Reproduce the records below exactly as they appear, omitting any pictures they contain.

-- -- --

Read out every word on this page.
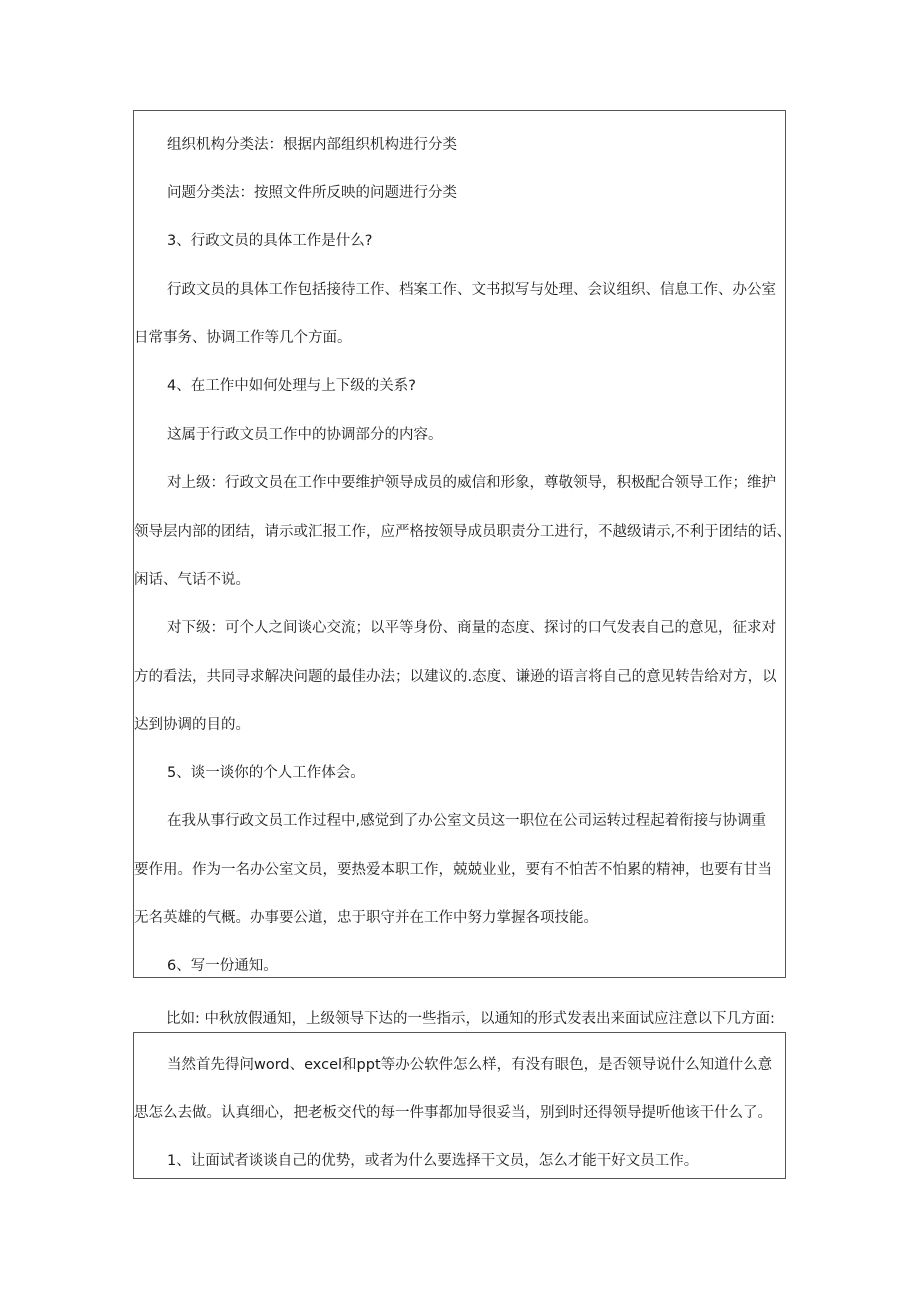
组织机构分类法：根据内部组织机构进行分类
问题分类法：按照文件所反映的问题进行分类
3、行政文员的具体工作是什么?
行政文员的具体工作包括接待工作、档案工作、文书拟写与处理、会议组织、信息工作、办公室
日常事务、协调工作等几个方面。
4、在工作中如何处理与上下级的关系?
这属于行政文员工作中的协调部分的内容。
对上级：行政文员在工作中要维护领导成员的威信和形象，尊敬领导，积极配合领导工作；维护
领导层内部的团结，请示或汇报工作，应严格按领导成员职责分工进行，不越级请示,不利于团结的话、
闲话、气话不说。
对下级：可个人之间谈心交流；以平等身份、商量的态度、探讨的口气发表自己的意见，征求对
方的看法，共同寻求解决问题的最佳办法；以建议的.态度、谦逊的语言将自己的意见转告给对方，以
达到协调的目的。
5、谈一谈你的个人工作体会。
在我从事行政文员工作过程中,感觉到了办公室文员这一职位在公司运转过程起着衔接与协调重
要作用。作为一名办公室文员，要热爱本职工作，兢兢业业，要有不怕苦不怕累的精神，也要有甘当
无名英雄的气概。办事要公道，忠于职守并在工作中努力掌握各项技能。
6、写一份通知。
比如: 中秋放假通知，上级领导下达的一些指示，以通知的形式发表出来面试应注意以下几方面:
当然首先得问word、excel和ppt等办公软件怎么样，有没有眼色，是否领导说什么知道什么意
思怎么去做。认真细心，把老板交代的每一件事都加导很妥当，别到时还得领导提听他该干什么了。
1、让面试者谈谈自己的优势，或者为什么要选择干文员，怎么才能干好文员工作。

-- -- --

## Answer to the task
Read out every word on this page.
组织机构分类法：根据内部组织机构进行分类
问题分类法：按照文件所反映的问题进行分类
3、行政文员的具体工作是什么?
行政文员的具体工作包括接待工作、档案工作、文书拟写与处理、会议组织、信息工作、办公室
日常事务、协调工作等几个方面。
4、在工作中如何处理与上下级的关系?
这属于行政文员工作中的协调部分的内容。
对上级：行政文员在工作中要维护领导成员的威信和形象，尊敬领导，积极配合领导工作；维护
领导层内部的团结，请示或汇报工作，应严格按领导成员职责分工进行，不越级请示,不利于团结的话、
闲话、气话不说。
对下级：可个人之间谈心交流；以平等身份、商量的态度、探讨的口气发表自己的意见，征求对
方的看法，共同寻求解决问题的最佳办法；以建议的.态度、谦逊的语言将自己的意见转告给对方，以
达到协调的目的。
5、谈一谈你的个人工作体会。
在我从事行政文员工作过程中,感觉到了办公室文员这一职位在公司运转过程起着衔接与协调重
要作用。作为一名办公室文员，要热爱本职工作，兢兢业业，要有不怕苦不怕累的精神，也要有甘当
无名英雄的气概。办事要公道，忠于职守并在工作中努力掌握各项技能。
6、写一份通知。
比如: 中秋放假通知，上级领导下达的一些指示，以通知的形式发表出来面试应注意以下几方面:
当然首先得问word、excel和ppt等办公软件怎么样，有没有眼色，是否领导说什么知道什么意
思怎么去做。认真细心，把老板交代的每一件事都加导很妥当，别到时还得领导提听他该干什么了。
1、让面试者谈谈自己的优势，或者为什么要选择干文员，怎么才能干好文员工作。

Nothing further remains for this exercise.